Directions: Using the entries that follow, collect the lines where the word "every" appears.

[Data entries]
▬▬▬
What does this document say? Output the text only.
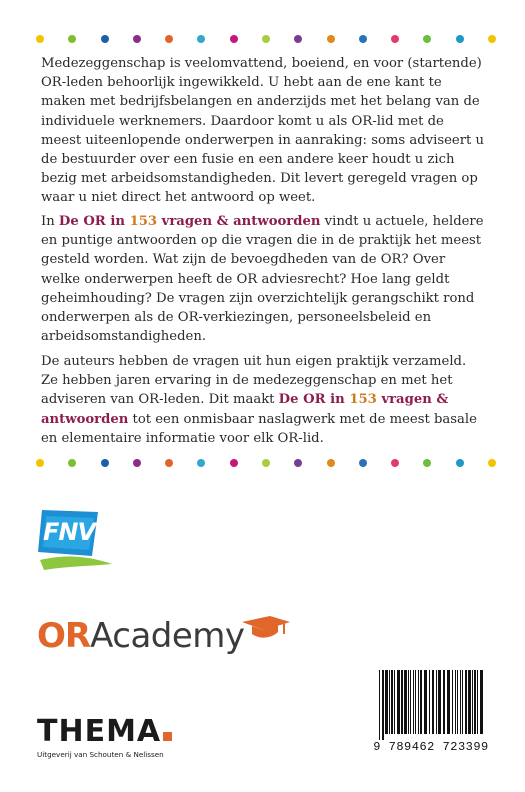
Medezeggenschap is veelomvattend, boeiend, en voor (startende) OR-leden behoorlijk ingewikkeld. U hebt aan de ene kant te maken met bedrijfsbelangen en anderzijds met het belang van de individuele werknemers. Daardoor komt u als OR-lid met de meest uiteenlopende onderwerpen in aanraking: soms adviseert u de bestuurder over een fusie en een andere keer houdt u zich bezig met arbeidsomstandigheden. Dit levert geregeld vragen op waar u niet direct het antwoord op weet.

In De OR in 153 vragen & antwoorden vindt u actuele, heldere en puntige antwoorden op die vragen die in de praktijk het meest gesteld worden. Wat zijn de bevoegdheden van de OR? Over welke onderwerpen heeft de OR adviesrecht? Hoe lang geldt geheimhouding? De vragen zijn overzichtelijk gerangschikt rond onderwerpen als de OR-verkiezingen, personeelsbeleid en arbeidsomstandigheden.

De auteurs hebben de vragen uit hun eigen praktijk verzameld. Ze hebben jaren ervaring in de medezeggenschap en met het adviseren van OR-leden. Dit maakt De OR in 153 vragen & antwoorden tot een onmisbaar naslagwerk met de meest basale en elementaire informatie voor elk OR-lid.

FNV
ORAcademy
THEMA
Uitgeverij van Schouten & Nelissen
9 789462 723399
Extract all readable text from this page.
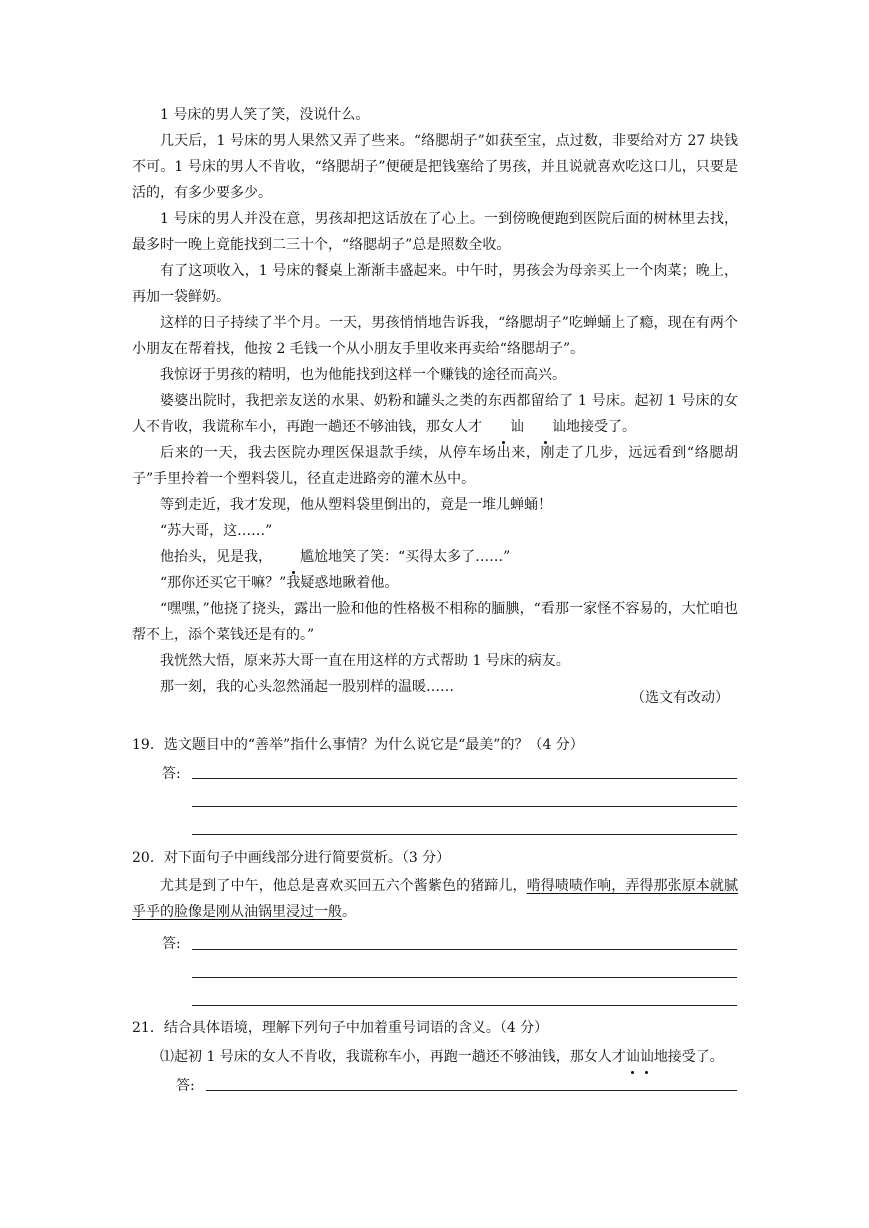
1 号床的男人笑了笑，没说什么。

几天后，1 号床的男人果然又弄了些来。“络腮胡子”如获至宝，点过数，非要给对方 27 块钱不可。1 号床的男人不肯收，“络腮胡子”便硬是把钱塞给了男孩，并且说就喜欢吃这口儿，只要是活的，有多少要多少。

1 号床的男人并没在意，男孩却把这话放在了心上。一到傍晚便跑到医院后面的树林里去找，最多时一晚上竟能找到二三十个，“络腮胡子”总是照数全收。

有了这项收入，1 号床的餐桌上渐渐丰盛起来。中午时，男孩会为母亲买上一个肉菜；晚上，再加一袋鲜奶。

这样的日子持续了半个月。一天，男孩悄悄地告诉我，“络腮胡子”吃蝉蛹上了瘾，现在有两个小朋友在帮着找，他按 2 毛钱一个从小朋友手里收来再卖给“络腮胡子”。

我惊讶于男孩的精明，也为他能找到这样一个赚钱的途径而高兴。

婆婆出院时，我把亲友送的水果、奶粉和罐头之类的东西都留给了 1 号床。起初 1 号床的女人不肯收，我谎称车小，再跑一趟还不够油钱，那女人才 讪 讪地接受了。

后来的一天，我去医院办理医保退款手续，从停车场出来，刚走了几步，远远看到“络腮胡子”手里拎着一个塑料袋儿，径直走进路旁的灌木丛中。

等到走近，我才发现，他从塑料袋里倒出的，竟是一堆儿蝉蛹！

“苏大哥，这……”

他抬头，见是我， 尴尬地笑了笑：“买得太多了……”

“那你还买它干嘛？”我疑惑地瞅着他。

“嘿嘿，”他挠了挠头，露出一脸和他的性格极不相称的腼腆，“看那一家怪不容易的，大忙咱也帮不上，添个菜钱还是有的。”

我恍然大悟，原来苏大哥一直在用这样的方式帮助 1 号床的病友。

那一刻，我的心头忽然涌起一股别样的温暖……

（选文有改动）
19．选文题目中的“善举”指什么事情？为什么说它是“最美”的？（4 分）
答:
20．对下面句子中画线部分进行简要赏析。（3 分）

尤其是到了中午，他总是喜欢买回五六个酱紫色的猪蹄儿，啃得啧啧作响，弄得那张原本就腻乎乎的脸像是刚从油锅里浸过一般。

答:
21．结合具体语境，理解下列句子中加着重号词语的含义。（4 分）
⑴起初 1 号床的女人不肯收，我谎称车小，再跑一趟还不够油钱，那女人才讪讪地接受了。
答:
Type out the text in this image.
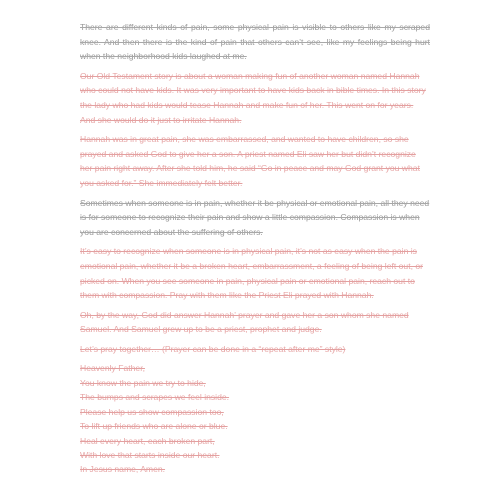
There are different kinds of pain, some physical pain is visible to others like my scraped knee. And then there is the kind of pain that others can’t see, like my feelings being hurt when the neighborhood kids laughed at me.

Our Old Testament story is about a woman making fun of another woman named Hannah who could not have kids. It was very important to have kids back in bible times. In this story the lady who had kids would tease Hannah and make fun of her. This went on for years. And she would do it just to irritate Hannah.

Hannah was in great pain, she was embarrassed, and wanted to have children, so she prayed and asked God to give her a son. A priest named Eli saw her but didn’t recognize her pain right away. After she told him, he said “Go in peace and may God grant you what you asked for.” She immediately felt better.

Sometimes when someone is in pain, whether it be physical or emotional pain, all they need is for someone to recognize their pain and show a little compassion. Compassion is when you are concerned about the suffering of others.

It’s easy to recognize when someone is in physical pain, it’s not as easy when the pain is emotional pain, whether it be a broken heart, embarrassment, a feeling of being left out, or picked on. When you see someone in pain, physical pain or emotional pain, reach out to them with compassion. Pray with them like the Priest Eli prayed with Hannah.

Oh, by the way, God did answer Hannah’ prayer and gave her a son whom she named Samuel. And Samuel grew up to be a priest, prophet and judge.

Let’s pray together… (Prayer can be done in a “repeat after me” style)

Heavenly Father,
You know the pain we try to hide,
The bumps and scrapes we feel inside.
Please help us show compassion too,
To lift up friends who are alone or blue.
Heal every heart, each broken part,
With love that starts inside our heart.
In Jesus name, Amen.
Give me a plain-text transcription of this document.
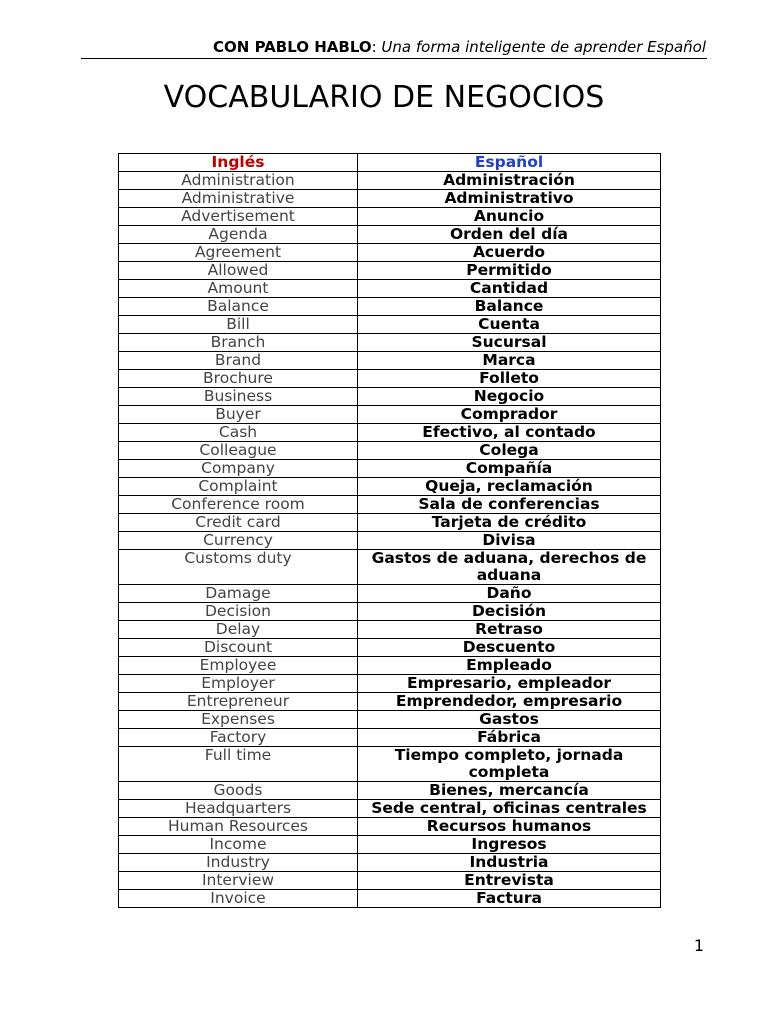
CON PABLO HABLO: Una forma inteligente de aprender Español
VOCABULARIO DE NEGOCIOS
Inglés	Español
Administration	Administración
Administrative	Administrativo
Advertisement	Anuncio
Agenda	Orden del día
Agreement	Acuerdo
Allowed	Permitido
Amount	Cantidad
Balance	Balance
Bill	Cuenta
Branch	Sucursal
Brand	Marca
Brochure	Folleto
Business	Negocio
Buyer	Comprador
Cash	Efectivo, al contado
Colleague	Colega
Company	Compañía
Complaint	Queja, reclamación
Conference room	Sala de conferencias
Credit card	Tarjeta de crédito
Currency	Divisa
Customs duty	Gastos de aduana, derechos de aduana
Damage	Daño
Decision	Decisión
Delay	Retraso
Discount	Descuento
Employee	Empleado
Employer	Empresario, empleador
Entrepreneur	Emprendedor, empresario
Expenses	Gastos
Factory	Fábrica
Full time	Tiempo completo, jornada completa
Goods	Bienes, mercancía
Headquarters	Sede central, oficinas centrales
Human Resources	Recursos humanos
Income	Ingresos
Industry	Industria
Interview	Entrevista
Invoice	Factura
1
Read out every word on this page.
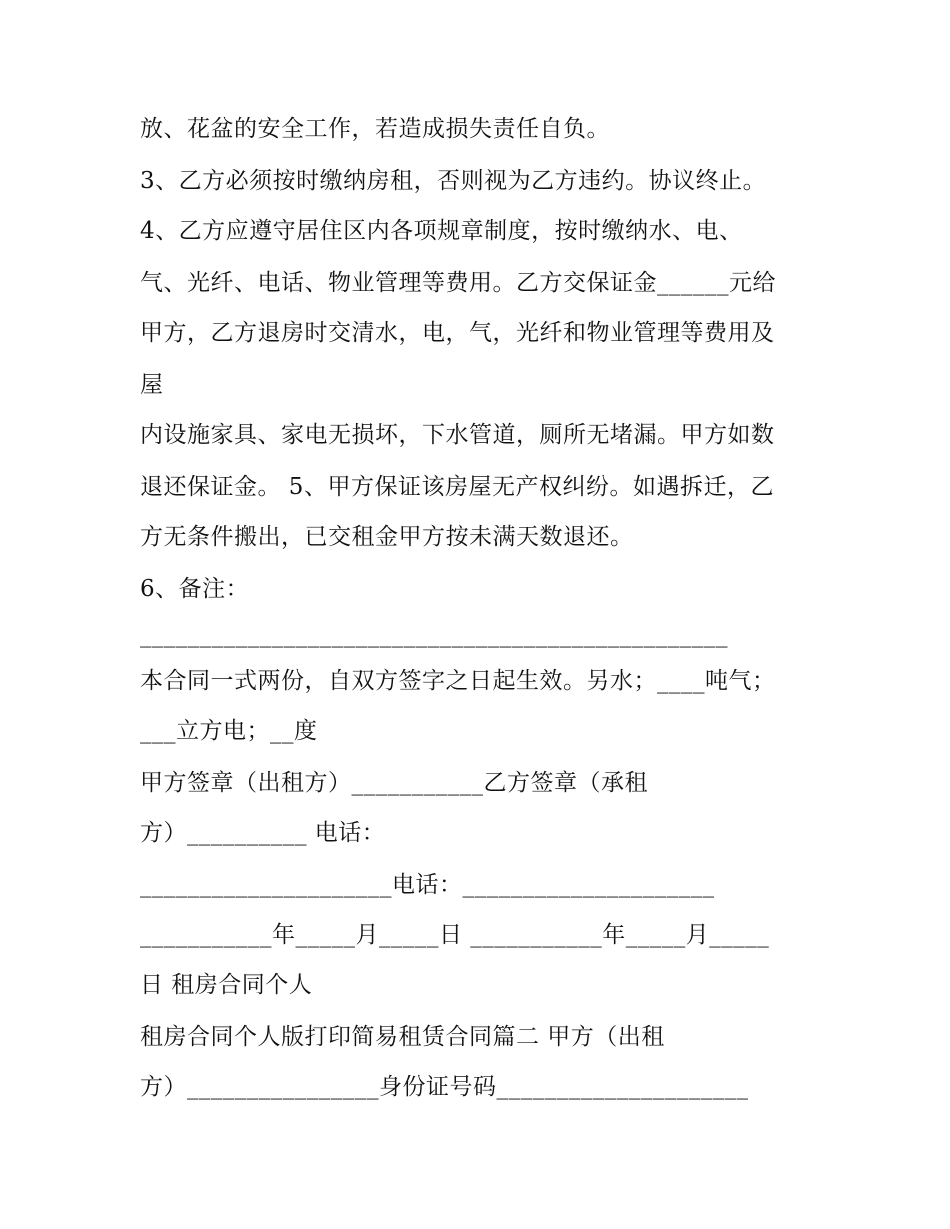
放、花盆的安全工作，若造成损失责任自负。
3、乙方必须按时缴纳房租，否则视为乙方违约。协议终止。
4、乙方应遵守居住区内各项规章制度，按时缴纳水、电、
气、光纤、电话、物业管理等费用。乙方交保证金______元给
甲方，乙方退房时交清水，电，气，光纤和物业管理等费用及
屋
内设施家具、家电无损坏，下水管道，厕所无堵漏。甲方如数
退还保证金。 5、甲方保证该房屋无产权纠纷。如遇拆迁，乙
方无条件搬出，已交租金甲方按未满天数退还。
6、备注：
_________________________________________________
本合同一式两份，自双方签字之日起生效。另水；____吨气；
___立方电；__度
甲方签章（出租方）___________乙方签章（承租
方）__________ 电话：
_____________________电话：_____________________
___________年_____月_____日 ___________年_____月_____
日 租房合同个人
租房合同个人版打印简易租赁合同篇二 甲方（出租
方）________________身份证号码_____________________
▬▬▬
Answer to the problem:
Heal every heart, each broken part,
Read out every word on this page.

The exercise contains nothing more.